(Dataset items)
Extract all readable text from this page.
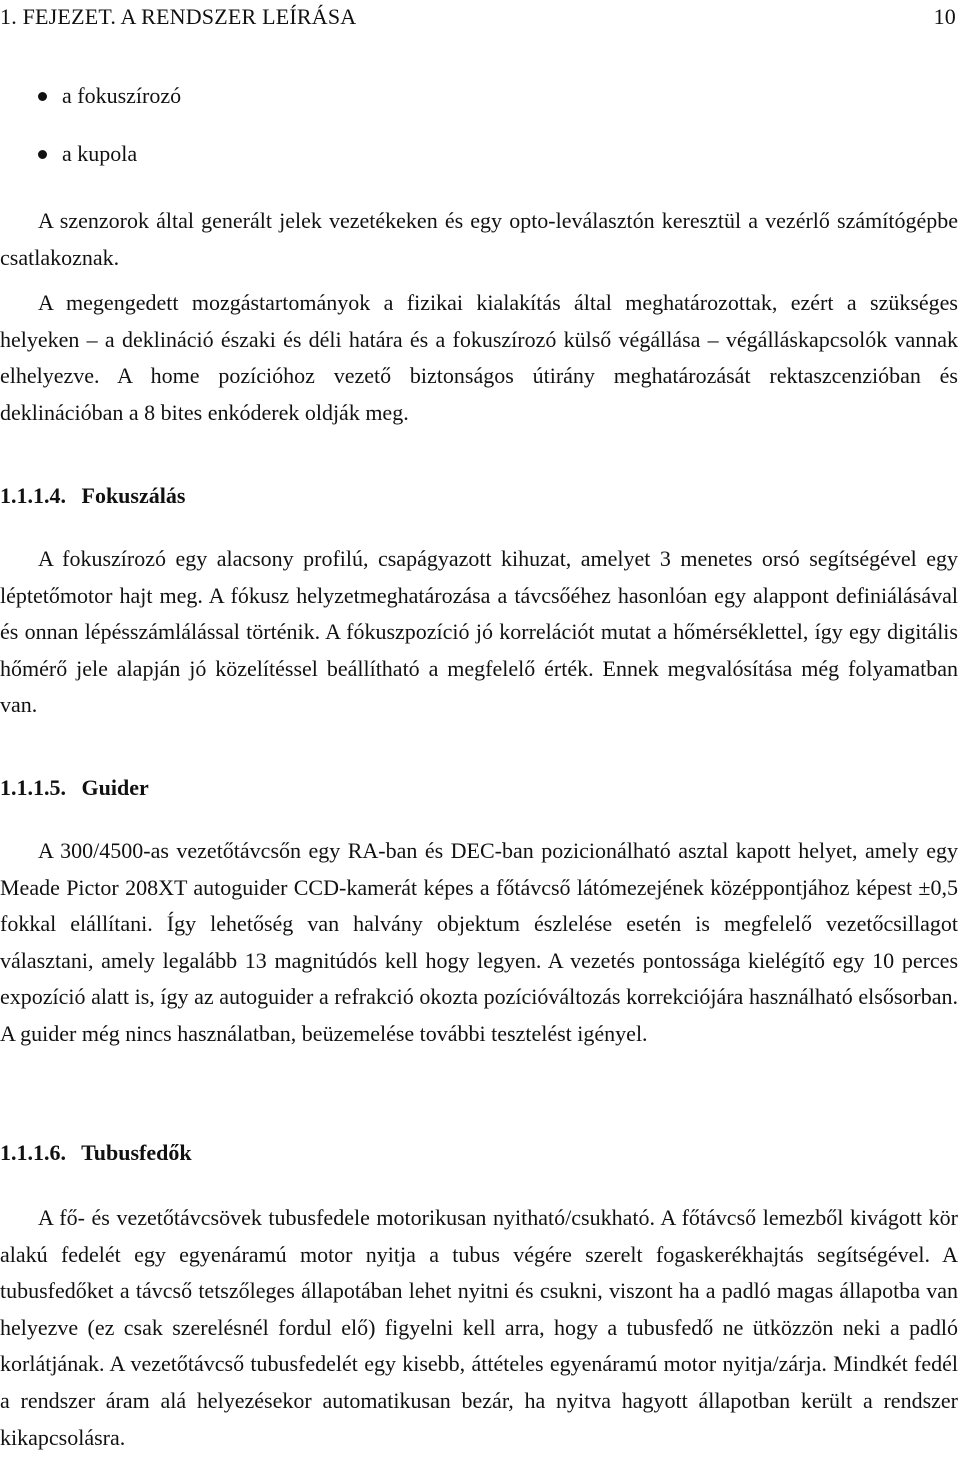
1. FEJEZET. A RENDSZER LEÍRÁSA	10
a fokuszírozó
a kupola

A szenzorok által generált jelek vezetékeken és egy opto-leválasztón keresztül a vezérlő számítógépbe csatlakoznak.

A megengedett mozgástartományok a fizikai kialakítás által meghatározottak, ezért a szükséges helyeken – a deklináció északi és déli határa és a fokuszírozó külső végállása – végálláskapcsolók vannak elhelyezve. A home pozícióhoz vezető biztonságos útirány meghatározását rektaszcenzióban és deklinációban a 8 bites enkóderek oldják meg.

1.1.1.4. Fokuszálás

A fokuszírozó egy alacsony profilú, csapágyazott kihuzat, amelyet 3 menetes orsó segítségével egy léptetőmotor hajt meg. A fókusz helyzetmeghatározása a távcsőéhez hasonlóan egy alappont definiálásával és onnan lépésszámlálással történik. A fókuszpozíció jó korrelációt mutat a hőmérséklettel, így egy digitális hőmérő jele alapján jó közelítéssel beállítható a megfelelő érték. Ennek megvalósítása még folyamatban van.

1.1.1.5. Guider

A 300/4500-as vezetőtávcsőn egy RA-ban és DEC-ban pozicionálható asztal kapott helyet, amely egy Meade Pictor 208XT autoguider CCD-kamerát képes a főtávcső látómezejének középpontjához képest ±0,5 fokkal elállítani. Így lehetőség van halvány objektum észlelése esetén is megfelelő vezetőcsillagot választani, amely legalább 13 magnitúdós kell hogy legyen. A vezetés pontossága kielégítő egy 10 perces expozíció alatt is, így az autoguider a refrakció okozta pozícióváltozás korrekciójára használható elsősorban. A guider még nincs használatban, beüzemelése további tesztelést igényel.

1.1.1.6. Tubusfedők

A fő- és vezetőtávcsövek tubusfedele motorikusan nyitható/csukható. A főtávcső lemezből kivágott kör alakú fedelét egy egyenáramú motor nyitja a tubus végére szerelt fogaskerékhajtás segítségével. A tubusfedőket a távcső tetszőleges állapotában lehet nyitni és csukni, viszont ha a padló magas állapotba van helyezve (ez csak szerelésnél fordul elő) figyelni kell arra, hogy a tubusfedő ne ütközzön neki a padló korlátjának. A vezetőtávcső tubusfedelét egy kisebb, áttételes egyenáramú motor nyitja/zárja. Mindkét fedél a rendszer áram alá helyezésekor automatikusan bezár, ha nyitva hagyott állapotban került a rendszer kikapcsolásra.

> [The task] From the entries above, copy out every line where the string "által" appears.

> [Task result]
A szenzorok által generált jelek vezetékeken és egy opto-leválasztón keresztül a vezérlő számítógépbe csatlakoznak.
A megengedett mozgástartományok a fizikai kialakítás által meghatározottak, ezért a szükséges helyeken – a deklináció északi és déli határa és a fokuszírozó külső végállása – végálláskapcsolók vannak elhelyezve. A home pozícióhoz vezető biztonságos útirány meghatározását rektaszcenzióban és deklinációban a 8 bites enkóderek oldják meg.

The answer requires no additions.